*INSTRUCTIONS FOR THE TASK*
Find every line with the word "当期销项税额小于当期进项税额不足抵扣时". Copy those lines.

*INPUT*
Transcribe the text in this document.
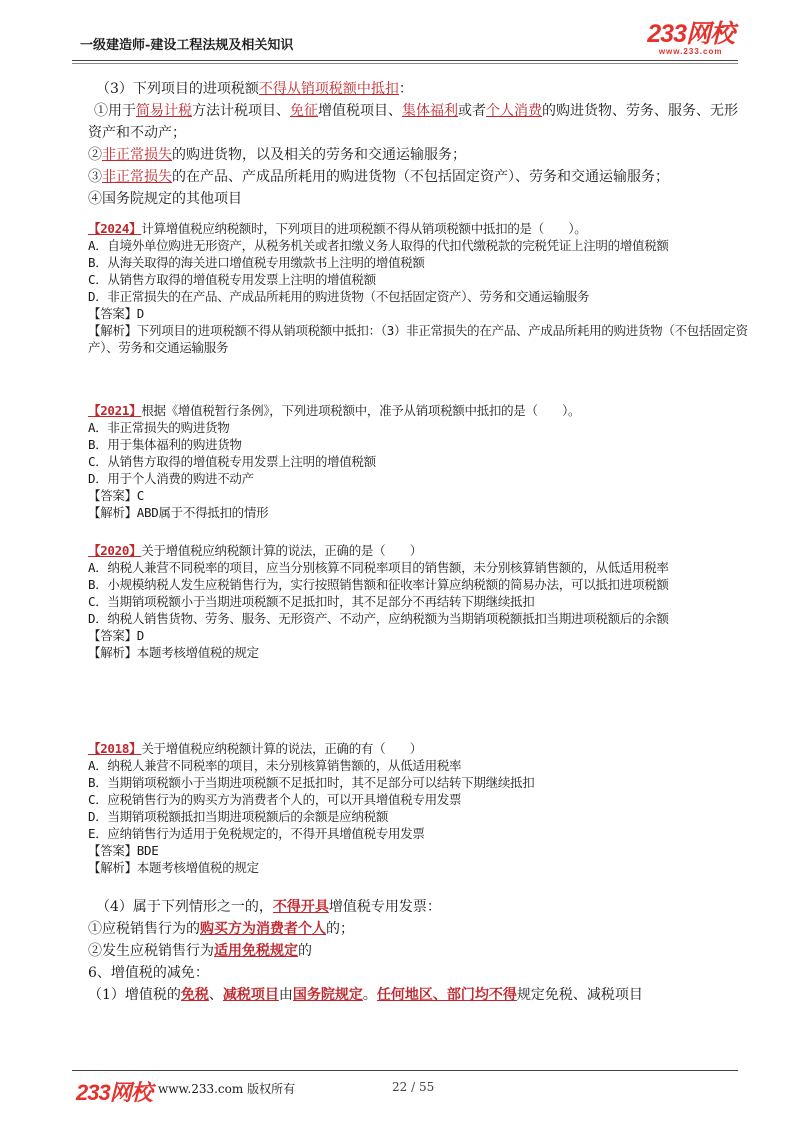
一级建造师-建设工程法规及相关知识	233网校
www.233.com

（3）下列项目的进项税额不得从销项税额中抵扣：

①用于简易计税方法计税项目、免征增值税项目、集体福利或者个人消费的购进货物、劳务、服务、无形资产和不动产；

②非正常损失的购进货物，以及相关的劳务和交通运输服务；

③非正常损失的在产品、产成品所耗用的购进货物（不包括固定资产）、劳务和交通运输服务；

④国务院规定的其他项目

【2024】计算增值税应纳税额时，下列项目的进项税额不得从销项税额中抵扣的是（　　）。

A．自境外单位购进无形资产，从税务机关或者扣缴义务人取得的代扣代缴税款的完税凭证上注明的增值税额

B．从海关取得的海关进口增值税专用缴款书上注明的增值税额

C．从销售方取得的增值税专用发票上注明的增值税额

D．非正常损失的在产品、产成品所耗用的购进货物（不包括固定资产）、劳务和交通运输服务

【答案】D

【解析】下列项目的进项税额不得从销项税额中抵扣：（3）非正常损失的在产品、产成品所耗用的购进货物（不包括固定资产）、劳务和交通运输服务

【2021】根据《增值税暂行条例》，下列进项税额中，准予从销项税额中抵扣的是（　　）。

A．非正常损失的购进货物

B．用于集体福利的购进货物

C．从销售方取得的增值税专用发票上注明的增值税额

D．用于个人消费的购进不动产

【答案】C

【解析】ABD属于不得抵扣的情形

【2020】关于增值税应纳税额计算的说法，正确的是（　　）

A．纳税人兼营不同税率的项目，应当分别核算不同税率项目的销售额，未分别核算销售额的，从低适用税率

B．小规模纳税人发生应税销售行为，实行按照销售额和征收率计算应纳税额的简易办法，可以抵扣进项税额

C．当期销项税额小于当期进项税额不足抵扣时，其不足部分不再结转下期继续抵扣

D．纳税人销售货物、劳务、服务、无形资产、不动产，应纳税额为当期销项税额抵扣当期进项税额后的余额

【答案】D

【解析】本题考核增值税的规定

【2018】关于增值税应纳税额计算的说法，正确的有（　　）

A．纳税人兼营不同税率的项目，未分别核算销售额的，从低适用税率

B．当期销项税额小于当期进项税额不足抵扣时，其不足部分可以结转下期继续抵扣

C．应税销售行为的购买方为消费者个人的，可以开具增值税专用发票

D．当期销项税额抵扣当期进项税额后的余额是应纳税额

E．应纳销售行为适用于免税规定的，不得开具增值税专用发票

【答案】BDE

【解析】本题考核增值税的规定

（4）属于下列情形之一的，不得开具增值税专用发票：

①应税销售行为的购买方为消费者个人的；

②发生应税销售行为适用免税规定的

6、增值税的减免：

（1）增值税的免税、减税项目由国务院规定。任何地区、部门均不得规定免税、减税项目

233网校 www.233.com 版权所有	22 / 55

* * *

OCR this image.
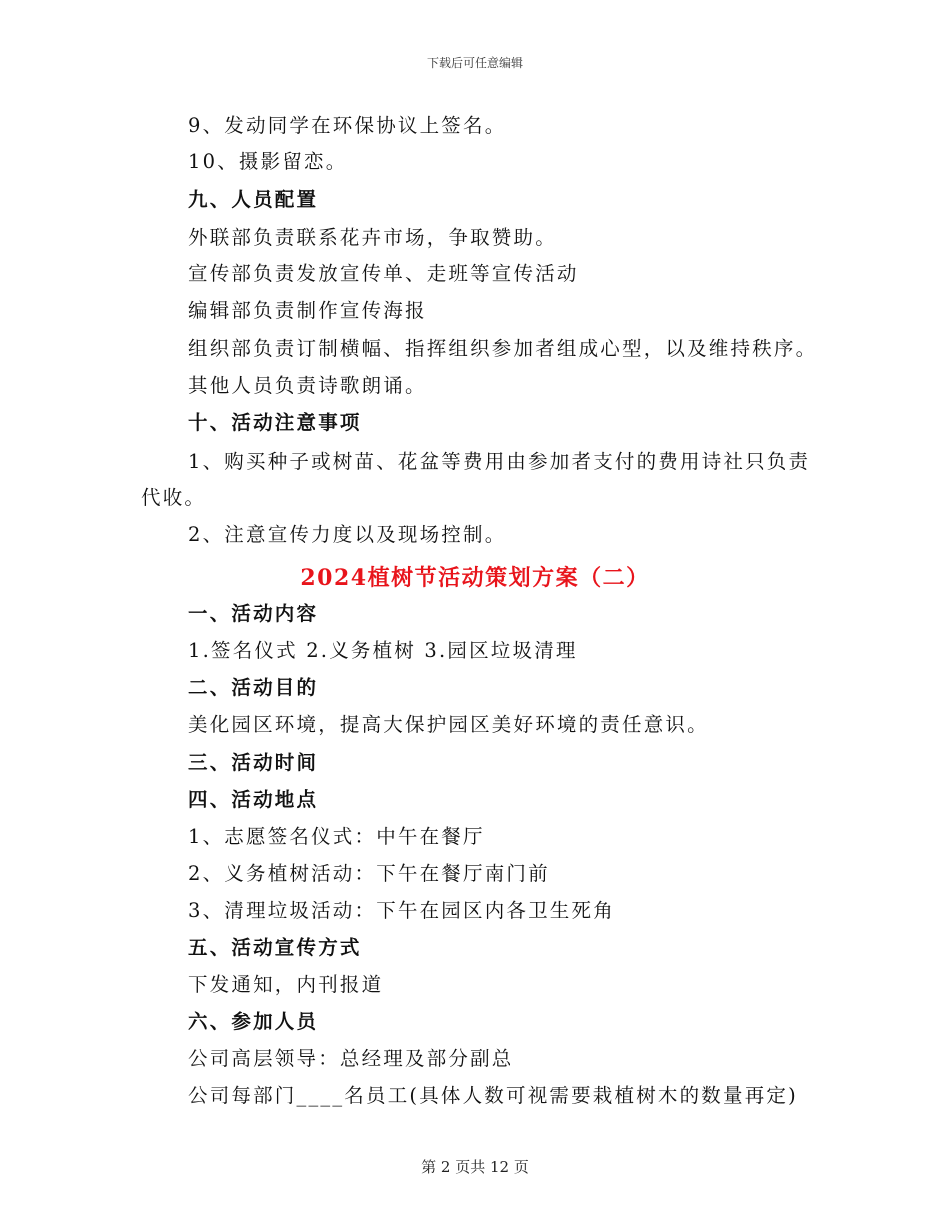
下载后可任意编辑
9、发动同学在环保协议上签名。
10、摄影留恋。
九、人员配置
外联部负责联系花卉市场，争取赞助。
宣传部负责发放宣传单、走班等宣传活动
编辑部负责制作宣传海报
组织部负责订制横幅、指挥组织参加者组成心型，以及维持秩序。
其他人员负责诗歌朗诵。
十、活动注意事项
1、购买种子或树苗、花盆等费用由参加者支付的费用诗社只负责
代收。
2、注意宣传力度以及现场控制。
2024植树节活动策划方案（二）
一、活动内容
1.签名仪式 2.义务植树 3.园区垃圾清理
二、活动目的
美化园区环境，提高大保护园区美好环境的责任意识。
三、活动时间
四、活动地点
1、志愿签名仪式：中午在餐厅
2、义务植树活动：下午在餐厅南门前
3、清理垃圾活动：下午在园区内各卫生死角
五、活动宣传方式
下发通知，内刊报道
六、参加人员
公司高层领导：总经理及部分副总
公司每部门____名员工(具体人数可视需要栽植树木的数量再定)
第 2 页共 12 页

*RESULT OF THIS EXERCISE*
C．当期销项税额小于当期进项税额不足抵扣时，其不足部分不再结转下期继续抵扣
B．当期销项税额小于当期进项税额不足抵扣时，其不足部分可以结转下期继续抵扣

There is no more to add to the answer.